:: Required task 1 ::
Retype the records from their first line through the line containing "year-header-row: 2017年 2016年 <box>127 562", including both of those lines.

Ensemble SEQL is a new algorithm we propose to combine SEQL with multiple resolutions and multiple domain symbolic representations. Each model is trained by the same classifier (SEQL) but with a different symbolic representation of the training data as input. Figure 5 illustrates the training procedure to produce n SEQL models from different SAX or SFA representations for the ensemble. Different representations of the time series can be generated simply by adjusting the transformation parameters (l, w, and \(\alpha \)) to obtain multiple resolutions for a given symbolic representation. Algorithm 4 shows how we can adjust the window length l to train multiple models (Line 3). As a result, the number of representations is approximately \(\sqrt{L},\) i.e., the longer the time series, the larger the number of representations it can produce. For each set of parameters, the raw training data is transformed to the SAX or the SFA representation (Line 4) and a new SEQL model \(M_i\) is trained upon this representation (Line 5). The output is an ensemble M of all \(M_i\).

Fig. 5
figure 5

An ensemble of SEQL models trained from different SAX (or SFA) representations. We call this a multi-resolution approach for a given symbolic representation

In our experiments, we fix the values for the word length (\(w = 16\)) and alphabet size (\(\alpha = 4\)), and only adjust the sliding window size (l) as we observed that there was little benefit in varying all three. The minimum window size starts from \(minl = 16\), as we should not have a window shorter than the word size, and the step size for increasing the window length is \(\sqrt{L}\). It is also worth noting that in the variable length time series scenario, L can be set with the maximum length in the training set. This setting for the window size follows similar settings investigated by Schäfer (2016).

:: Data listing ::
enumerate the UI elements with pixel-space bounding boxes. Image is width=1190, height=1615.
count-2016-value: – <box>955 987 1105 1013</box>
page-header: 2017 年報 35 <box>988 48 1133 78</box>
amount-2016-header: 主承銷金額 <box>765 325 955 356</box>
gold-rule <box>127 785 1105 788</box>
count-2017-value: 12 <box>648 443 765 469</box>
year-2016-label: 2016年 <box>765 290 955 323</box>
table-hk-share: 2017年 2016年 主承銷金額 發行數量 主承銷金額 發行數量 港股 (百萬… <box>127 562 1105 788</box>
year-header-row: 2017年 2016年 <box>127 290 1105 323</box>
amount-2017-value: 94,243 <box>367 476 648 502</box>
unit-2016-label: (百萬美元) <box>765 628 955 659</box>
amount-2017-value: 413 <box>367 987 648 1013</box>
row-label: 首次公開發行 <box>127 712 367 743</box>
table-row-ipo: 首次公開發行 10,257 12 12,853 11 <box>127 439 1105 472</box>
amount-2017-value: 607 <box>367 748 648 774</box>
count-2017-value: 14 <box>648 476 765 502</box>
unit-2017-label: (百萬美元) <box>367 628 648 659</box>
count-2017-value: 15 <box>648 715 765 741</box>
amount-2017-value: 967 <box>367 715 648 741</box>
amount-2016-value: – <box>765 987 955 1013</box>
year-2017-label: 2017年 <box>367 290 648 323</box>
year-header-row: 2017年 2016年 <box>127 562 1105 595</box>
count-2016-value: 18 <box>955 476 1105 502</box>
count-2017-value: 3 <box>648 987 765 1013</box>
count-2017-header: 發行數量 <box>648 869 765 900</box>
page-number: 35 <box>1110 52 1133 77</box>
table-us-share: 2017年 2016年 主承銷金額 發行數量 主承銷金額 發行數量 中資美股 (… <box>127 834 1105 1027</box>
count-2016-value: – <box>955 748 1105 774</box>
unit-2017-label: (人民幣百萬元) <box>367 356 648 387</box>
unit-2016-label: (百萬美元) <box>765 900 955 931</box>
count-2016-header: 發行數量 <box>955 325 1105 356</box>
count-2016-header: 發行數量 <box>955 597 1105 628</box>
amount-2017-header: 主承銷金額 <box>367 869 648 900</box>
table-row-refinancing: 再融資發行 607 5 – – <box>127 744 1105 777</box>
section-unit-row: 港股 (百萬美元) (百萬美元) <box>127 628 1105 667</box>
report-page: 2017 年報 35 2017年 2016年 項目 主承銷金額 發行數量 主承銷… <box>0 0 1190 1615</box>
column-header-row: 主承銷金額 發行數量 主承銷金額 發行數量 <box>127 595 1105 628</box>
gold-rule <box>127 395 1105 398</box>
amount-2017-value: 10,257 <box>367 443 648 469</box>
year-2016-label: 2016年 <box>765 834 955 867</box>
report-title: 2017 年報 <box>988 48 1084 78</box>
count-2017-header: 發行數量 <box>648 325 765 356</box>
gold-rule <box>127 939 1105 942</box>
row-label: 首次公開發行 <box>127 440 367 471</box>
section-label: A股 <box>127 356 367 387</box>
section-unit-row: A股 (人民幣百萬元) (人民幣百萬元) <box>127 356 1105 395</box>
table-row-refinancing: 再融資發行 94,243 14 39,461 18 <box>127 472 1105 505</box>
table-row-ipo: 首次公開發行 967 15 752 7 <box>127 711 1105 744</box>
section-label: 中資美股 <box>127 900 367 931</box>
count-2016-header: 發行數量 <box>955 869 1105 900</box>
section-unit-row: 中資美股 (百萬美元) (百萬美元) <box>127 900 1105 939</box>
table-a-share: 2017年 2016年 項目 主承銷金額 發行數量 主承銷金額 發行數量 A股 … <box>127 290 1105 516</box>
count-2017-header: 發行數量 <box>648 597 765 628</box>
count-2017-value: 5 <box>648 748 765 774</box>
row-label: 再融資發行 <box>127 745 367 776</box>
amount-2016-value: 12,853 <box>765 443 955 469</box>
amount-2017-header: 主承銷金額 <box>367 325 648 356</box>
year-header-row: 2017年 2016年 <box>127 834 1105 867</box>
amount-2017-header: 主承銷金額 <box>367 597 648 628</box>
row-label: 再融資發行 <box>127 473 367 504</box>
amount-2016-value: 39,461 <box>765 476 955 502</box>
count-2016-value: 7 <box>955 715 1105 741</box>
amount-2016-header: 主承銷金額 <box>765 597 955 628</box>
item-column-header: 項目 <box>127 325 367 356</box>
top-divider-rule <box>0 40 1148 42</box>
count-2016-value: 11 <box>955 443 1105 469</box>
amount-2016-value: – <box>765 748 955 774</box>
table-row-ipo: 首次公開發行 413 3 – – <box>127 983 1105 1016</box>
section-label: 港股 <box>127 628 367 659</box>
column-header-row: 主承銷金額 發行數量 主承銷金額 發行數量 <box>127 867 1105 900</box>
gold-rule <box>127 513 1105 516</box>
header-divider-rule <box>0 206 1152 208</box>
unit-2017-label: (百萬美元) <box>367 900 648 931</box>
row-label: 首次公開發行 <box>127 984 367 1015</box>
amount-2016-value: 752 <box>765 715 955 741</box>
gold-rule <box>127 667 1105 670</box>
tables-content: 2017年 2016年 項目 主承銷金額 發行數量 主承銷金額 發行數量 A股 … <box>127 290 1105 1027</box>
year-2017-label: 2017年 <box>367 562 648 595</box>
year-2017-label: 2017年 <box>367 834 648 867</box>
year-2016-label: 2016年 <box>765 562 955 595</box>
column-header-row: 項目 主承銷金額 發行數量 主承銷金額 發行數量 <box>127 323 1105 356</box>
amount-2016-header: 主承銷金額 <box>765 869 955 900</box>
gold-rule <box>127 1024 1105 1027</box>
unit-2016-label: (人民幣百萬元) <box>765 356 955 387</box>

:: Required task 2 ::
Condense the paragraph of the Ensemble SEQL passage that begins "In our experiments, we fix" into a short bulleted list that keeps its main facts.

:: Written answer 1 ::
enumerate the UI elements with pixel-space bounding boxes. Image is width=1190, height=1615.
count-2016-value: – <box>955 987 1105 1013</box>
page-header: 2017 年報 35 <box>988 48 1133 78</box>
amount-2016-header: 主承銷金額 <box>765 325 955 356</box>
gold-rule <box>127 785 1105 788</box>
count-2017-value: 12 <box>648 443 765 469</box>
year-2016-label: 2016年 <box>765 290 955 323</box>
table-hk-share: 2017年 2016年 主承銷金額 發行數量 主承銷金額 發行數量 港股 (百萬… <box>127 562 1105 788</box>
year-header-row: 2017年 2016年 <box>127 290 1105 323</box>
amount-2017-value: 94,243 <box>367 476 648 502</box>
unit-2016-label: (百萬美元) <box>765 628 955 659</box>
amount-2017-value: 413 <box>367 987 648 1013</box>
row-label: 首次公開發行 <box>127 712 367 743</box>
table-row-ipo: 首次公開發行 10,257 12 12,853 11 <box>127 439 1105 472</box>
amount-2017-value: 607 <box>367 748 648 774</box>
count-2017-value: 14 <box>648 476 765 502</box>
unit-2017-label: (百萬美元) <box>367 628 648 659</box>
count-2017-value: 15 <box>648 715 765 741</box>
amount-2017-value: 967 <box>367 715 648 741</box>
amount-2016-value: – <box>765 987 955 1013</box>
year-2017-label: 2017年 <box>367 290 648 323</box>
year-header-row: 2017年 2016年 <box>127 562 1105 595</box>

:: Written answer 2 ::
- Word length (w = 16) and alphabet size (α = 4) are fixed. Only the sliding window size (l) is adjusted, because varying all three gave little benefit.
- The minimum window size is 16, since a window should not be shorter than the word size.
- The window length increases in steps of √L.
- For time series of variable length, L can be set to the maximum length in the training set.
- This window-size setting follows settings investigated by Schäfer (2016).